[Recorded data]
──────

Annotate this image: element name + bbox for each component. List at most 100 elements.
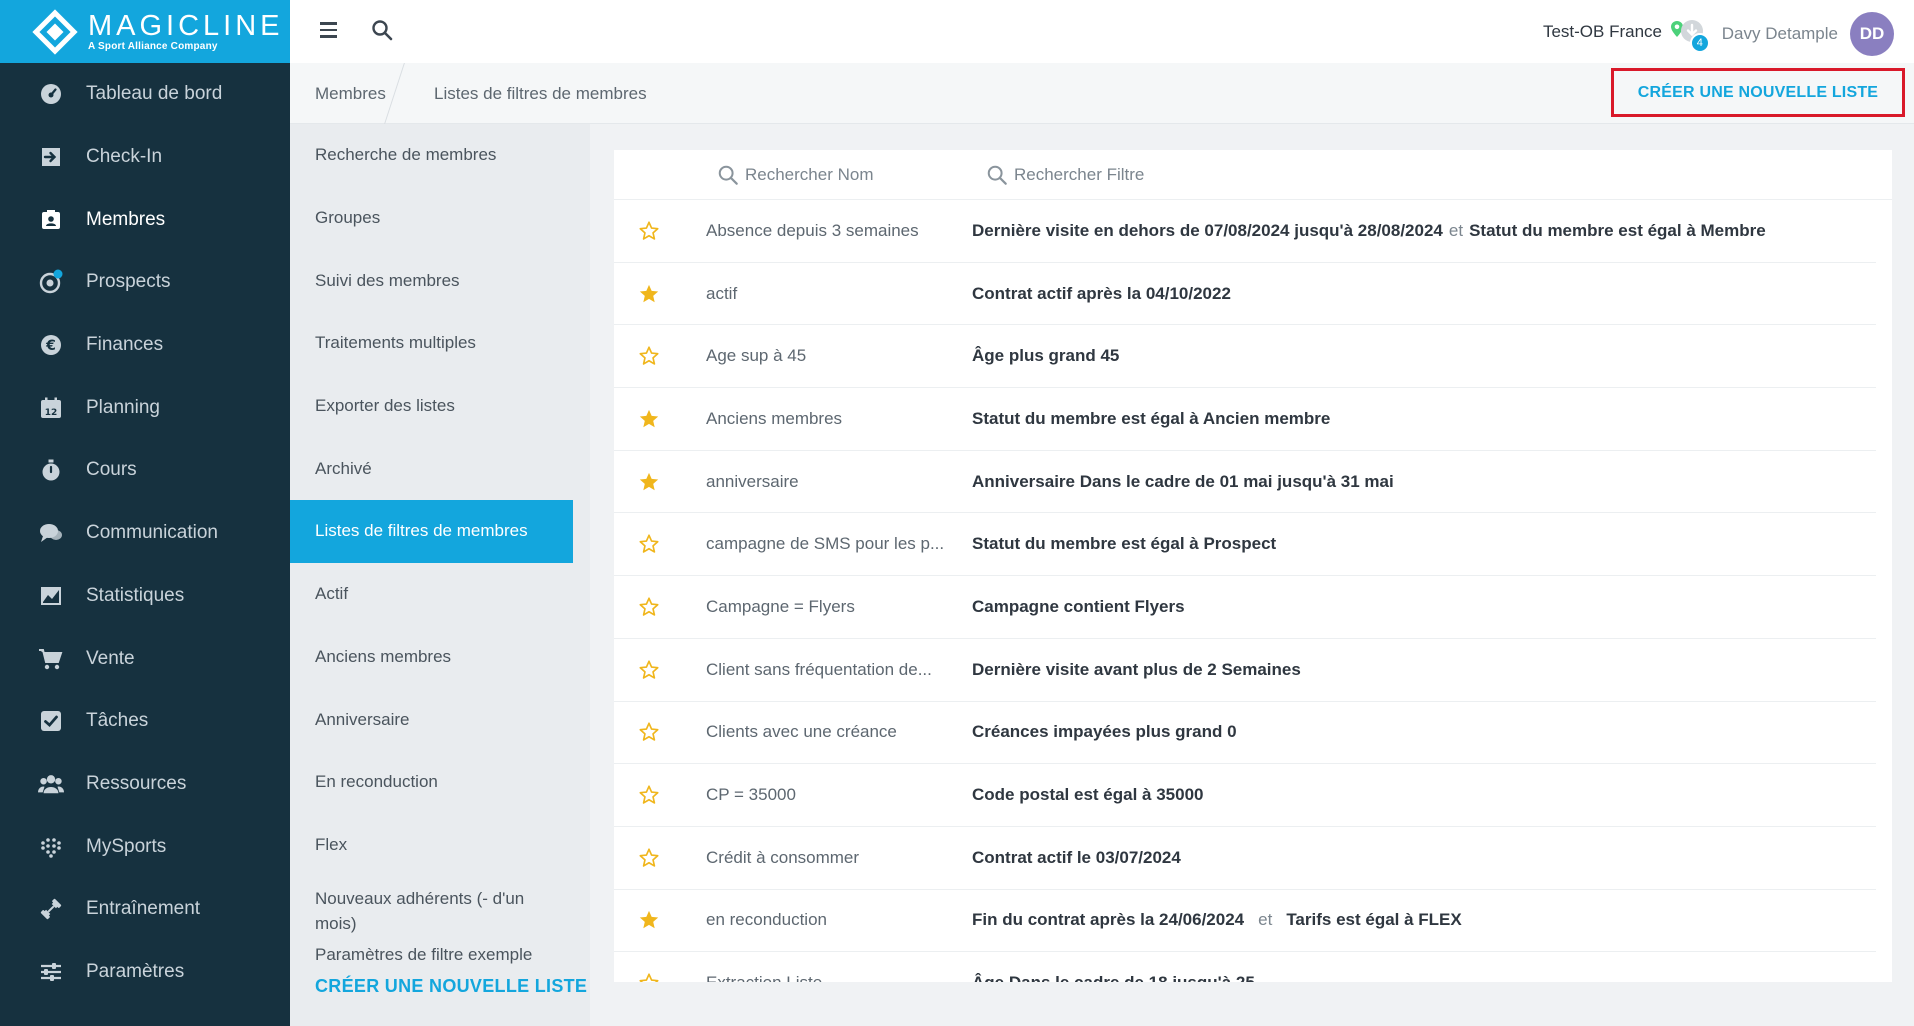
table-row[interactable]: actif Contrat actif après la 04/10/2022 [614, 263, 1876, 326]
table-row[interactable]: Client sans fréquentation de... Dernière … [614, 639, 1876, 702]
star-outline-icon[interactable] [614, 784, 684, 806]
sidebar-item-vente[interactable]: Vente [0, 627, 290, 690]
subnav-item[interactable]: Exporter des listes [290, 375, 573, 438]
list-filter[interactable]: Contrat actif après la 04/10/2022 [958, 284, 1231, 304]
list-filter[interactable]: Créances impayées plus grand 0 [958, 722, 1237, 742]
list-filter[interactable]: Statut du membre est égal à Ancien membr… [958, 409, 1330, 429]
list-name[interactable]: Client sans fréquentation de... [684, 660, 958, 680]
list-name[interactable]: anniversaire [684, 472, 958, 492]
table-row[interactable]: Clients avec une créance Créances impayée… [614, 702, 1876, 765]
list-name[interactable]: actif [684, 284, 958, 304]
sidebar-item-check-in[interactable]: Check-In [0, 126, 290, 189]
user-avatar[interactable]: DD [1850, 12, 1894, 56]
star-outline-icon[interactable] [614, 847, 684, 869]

──────

OBJECTIVE — Return every line of the listing above unchanged, leaving out the picture.

TASK RESULT —
Annotate this image: element name + bbox for each component. List at most 100 elements.
table-row[interactable]: actif Contrat actif après la 04/10/2022 [614, 263, 1876, 326]
table-row[interactable]: Client sans fréquentation de... Dernière … [614, 639, 1876, 702]
star-outline-icon[interactable] [614, 784, 684, 806]
sidebar-item-vente[interactable]: Vente [0, 627, 290, 690]
subnav-item[interactable]: Exporter des listes [290, 375, 573, 438]
list-filter[interactable]: Contrat actif après la 04/10/2022 [958, 284, 1231, 304]
list-filter[interactable]: Créances impayées plus grand 0 [958, 722, 1237, 742]
list-filter[interactable]: Statut du membre est égal à Ancien membr… [958, 409, 1330, 429]
list-name[interactable]: Client sans fréquentation de... [684, 660, 958, 680]
list-name[interactable]: anniversaire [684, 472, 958, 492]
table-row[interactable]: Clients avec une créance Créances impayée… [614, 702, 1876, 765]
list-name[interactable]: actif [684, 284, 958, 304]
sidebar-item-check-in[interactable]: Check-In [0, 126, 290, 189]
user-avatar[interactable]: DD [1850, 12, 1894, 56]
star-outline-icon[interactable] [614, 847, 684, 869]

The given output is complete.